-------- Quoted passage
For photos and videos, Google's Picasa Web Albums service is even more tightwad-friendly: 20 GB of storage costs a measly $5 a year. And you might not even need to pay that much, since photos of less than 2048-by-2048 resolution and videos that run for less than 15 minutes don't count against your freebie allotment of 1 GB of space.

And then there's Microsoft's SkyDrive, which gives you 25 GB of Web-based space for anything, for free.

All these services have a no-frills feel compared to their pricier rivals. Cloud Drive and Picasa don't do fancy automatic synching of files of all sorts, and SkyDrive does it only for 5 GB of files, and only in conjunction with a low-profile Microsoft service called Live Mesh. But if they give you what you need, the price is certainly right.

3. Put a hard drive on the Web.

I have more than a few tech-savvy friends who instinctively bristle at the notion of entrusting their prized files to a SugarSync, a Google or anybody else. Rather than pay for the privilege of uploading data to distant servers in undisclosed locations, they prefer to keep it at home under their own supervision. Fine. It's possible to do that while also putting your files in the cloud, by using a storage device that piggybacks on your home network's Internet connection to make your content available (with password protection) on any Net-connected device.

Storage systems that do this abound, such as Western Digital's My Book World Edition and Iomega's Home Media Drive Cloud Edition. I like Buffalo's CloudStor, which starts at $159.99 for a version that packs a 1-TB hard drive. Its built-in software, powered by a clever service called PogoPlug, makes setting up the drive and reaching your files from any browser just about painless, with no knowledge of networking minutiae required. All 1 TB (or more) of disk space is up for grabs — a mammoth amount of real estate by cloud-based storage standards.

My major reservation about these gizmos is the same one that makes them appealing to many folks: they don't duplicate your files to a remote server. For priceless treasures like your best family photos, you don't just want to have a backup — you want backups of your backups. And — not to get too depressing here — it's best if some of the backups are stored somewhere other than your house, just in case disaster strikes. Unlike my more paranoid pals, I'm comfortable allowing outfits like SugarSync and Google to manage my data. They'll surely do a better job of backing everything up than I would if left to my own devices.
----------------
-------- Data provided
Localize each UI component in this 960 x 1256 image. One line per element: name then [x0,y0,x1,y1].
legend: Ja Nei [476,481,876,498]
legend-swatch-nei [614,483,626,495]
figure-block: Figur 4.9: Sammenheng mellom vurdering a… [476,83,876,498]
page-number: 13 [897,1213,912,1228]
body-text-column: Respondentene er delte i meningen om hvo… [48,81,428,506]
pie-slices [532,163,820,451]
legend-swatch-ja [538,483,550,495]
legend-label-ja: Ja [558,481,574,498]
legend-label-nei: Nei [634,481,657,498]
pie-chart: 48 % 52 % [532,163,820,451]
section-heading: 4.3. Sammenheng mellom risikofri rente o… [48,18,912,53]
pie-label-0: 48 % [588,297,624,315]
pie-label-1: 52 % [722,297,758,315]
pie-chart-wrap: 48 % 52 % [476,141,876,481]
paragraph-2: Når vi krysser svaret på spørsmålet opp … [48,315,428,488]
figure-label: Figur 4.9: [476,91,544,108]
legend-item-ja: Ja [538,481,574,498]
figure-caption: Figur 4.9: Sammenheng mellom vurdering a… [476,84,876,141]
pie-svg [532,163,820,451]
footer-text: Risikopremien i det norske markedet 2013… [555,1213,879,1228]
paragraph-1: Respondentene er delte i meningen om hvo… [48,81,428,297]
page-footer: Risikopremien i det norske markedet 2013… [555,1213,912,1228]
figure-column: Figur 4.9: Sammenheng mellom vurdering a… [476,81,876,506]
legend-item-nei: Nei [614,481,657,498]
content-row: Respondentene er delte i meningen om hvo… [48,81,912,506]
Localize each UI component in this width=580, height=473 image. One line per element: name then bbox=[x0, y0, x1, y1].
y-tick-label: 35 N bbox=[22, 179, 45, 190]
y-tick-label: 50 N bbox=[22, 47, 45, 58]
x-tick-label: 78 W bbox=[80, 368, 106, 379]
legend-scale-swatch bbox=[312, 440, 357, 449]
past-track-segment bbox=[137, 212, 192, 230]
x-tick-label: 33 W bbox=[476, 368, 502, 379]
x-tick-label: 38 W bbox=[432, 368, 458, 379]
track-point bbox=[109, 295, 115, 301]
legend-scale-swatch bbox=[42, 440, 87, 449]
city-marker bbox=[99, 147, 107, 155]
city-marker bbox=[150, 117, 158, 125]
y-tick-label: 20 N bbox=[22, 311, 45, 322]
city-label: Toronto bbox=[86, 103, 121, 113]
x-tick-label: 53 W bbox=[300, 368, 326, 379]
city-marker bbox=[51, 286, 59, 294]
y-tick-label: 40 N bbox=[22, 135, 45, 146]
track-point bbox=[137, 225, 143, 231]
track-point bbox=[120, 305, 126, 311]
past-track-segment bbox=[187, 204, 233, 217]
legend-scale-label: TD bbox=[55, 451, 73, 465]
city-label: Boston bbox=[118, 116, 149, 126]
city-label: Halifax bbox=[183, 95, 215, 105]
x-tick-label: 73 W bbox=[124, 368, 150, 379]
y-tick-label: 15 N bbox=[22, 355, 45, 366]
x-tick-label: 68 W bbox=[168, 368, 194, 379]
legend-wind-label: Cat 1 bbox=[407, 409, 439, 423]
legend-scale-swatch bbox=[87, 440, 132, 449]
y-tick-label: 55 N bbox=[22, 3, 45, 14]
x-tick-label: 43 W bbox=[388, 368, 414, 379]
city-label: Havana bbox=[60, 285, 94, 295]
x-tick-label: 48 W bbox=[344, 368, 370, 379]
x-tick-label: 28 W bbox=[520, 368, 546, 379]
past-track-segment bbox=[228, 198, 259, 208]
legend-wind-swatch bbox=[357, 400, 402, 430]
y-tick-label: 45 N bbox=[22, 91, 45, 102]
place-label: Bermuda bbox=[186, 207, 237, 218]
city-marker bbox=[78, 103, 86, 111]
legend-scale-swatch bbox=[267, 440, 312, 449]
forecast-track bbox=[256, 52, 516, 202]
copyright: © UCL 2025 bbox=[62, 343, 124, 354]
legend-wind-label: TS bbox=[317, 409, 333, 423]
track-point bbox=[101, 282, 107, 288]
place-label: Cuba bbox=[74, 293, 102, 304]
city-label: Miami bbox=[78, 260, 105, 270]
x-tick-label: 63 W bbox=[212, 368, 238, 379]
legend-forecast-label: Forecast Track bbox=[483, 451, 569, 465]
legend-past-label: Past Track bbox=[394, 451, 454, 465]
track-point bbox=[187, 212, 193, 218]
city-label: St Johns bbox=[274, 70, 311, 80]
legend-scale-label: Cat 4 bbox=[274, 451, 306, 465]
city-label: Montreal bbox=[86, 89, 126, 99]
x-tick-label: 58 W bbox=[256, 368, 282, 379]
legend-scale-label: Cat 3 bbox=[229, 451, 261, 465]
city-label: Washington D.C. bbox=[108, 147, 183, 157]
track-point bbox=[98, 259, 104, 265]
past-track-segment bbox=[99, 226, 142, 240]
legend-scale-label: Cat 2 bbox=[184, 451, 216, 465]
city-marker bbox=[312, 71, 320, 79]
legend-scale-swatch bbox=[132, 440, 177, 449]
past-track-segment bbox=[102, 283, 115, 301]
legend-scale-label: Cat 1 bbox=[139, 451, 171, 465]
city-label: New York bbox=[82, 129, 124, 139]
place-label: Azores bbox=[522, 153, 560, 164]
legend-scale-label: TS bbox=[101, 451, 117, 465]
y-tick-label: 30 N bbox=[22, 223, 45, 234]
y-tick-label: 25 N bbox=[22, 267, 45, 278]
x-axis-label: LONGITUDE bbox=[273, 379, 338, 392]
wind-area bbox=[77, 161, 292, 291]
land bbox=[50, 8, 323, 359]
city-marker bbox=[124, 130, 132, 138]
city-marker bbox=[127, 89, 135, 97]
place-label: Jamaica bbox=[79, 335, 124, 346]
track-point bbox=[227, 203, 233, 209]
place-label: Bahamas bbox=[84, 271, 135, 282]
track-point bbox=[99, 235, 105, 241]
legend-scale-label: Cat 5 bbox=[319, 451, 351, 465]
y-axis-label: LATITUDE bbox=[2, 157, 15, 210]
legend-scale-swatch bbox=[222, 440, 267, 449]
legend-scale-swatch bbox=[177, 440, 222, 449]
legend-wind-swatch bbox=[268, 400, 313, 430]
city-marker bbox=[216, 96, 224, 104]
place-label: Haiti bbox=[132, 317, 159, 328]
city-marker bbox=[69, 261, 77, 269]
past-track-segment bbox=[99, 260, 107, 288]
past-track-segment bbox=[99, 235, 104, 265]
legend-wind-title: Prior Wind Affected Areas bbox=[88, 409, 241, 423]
----------------
◆ **What you will do**:
1. Name every home storage device that the cloud storage passage gives as able to put your files on the Web.
2. Resume the cloud storage passage, picking up right after its last sentence.
The material can be set aside; it isn't needed for anything here.

◆ **Outputs for the tasks**:
1.
- Western Digital's My Book World Edition
- Iomega's Home Media Drive Cloud Edition
- Buffalo's CloudStor

2.
4. Put your computer on the Web.

Still reading? Maybe you don't care to use a fully Web-based service and don't want to invest in a networked storage device. If so, you still have options in the form of software that can put the contents of any PC on your home network onto the Internet. For instance, PogoPlug (the software I admire in Buffalo's CloudStor) is also available as a stand-alone, downloadable version for Windows and Macs. Install it on a computer and run it at all times, and it gathers up all the photos, music, videos and other files on the computer and lets you access them from any browser and from PogoPlug's apps for the iPhone, iPad and Android. As with the CloudStor version, it's about as hassle-free as networking gets, and there's a less-powerful free version.

Even more than with networked drives, it's important to remember that the PogoPlug software isn't a substitute for a backup strategy. And it requires you to leave your computer on, something that's more plausible if you own a desktop PC that stays put than if you tote a laptop.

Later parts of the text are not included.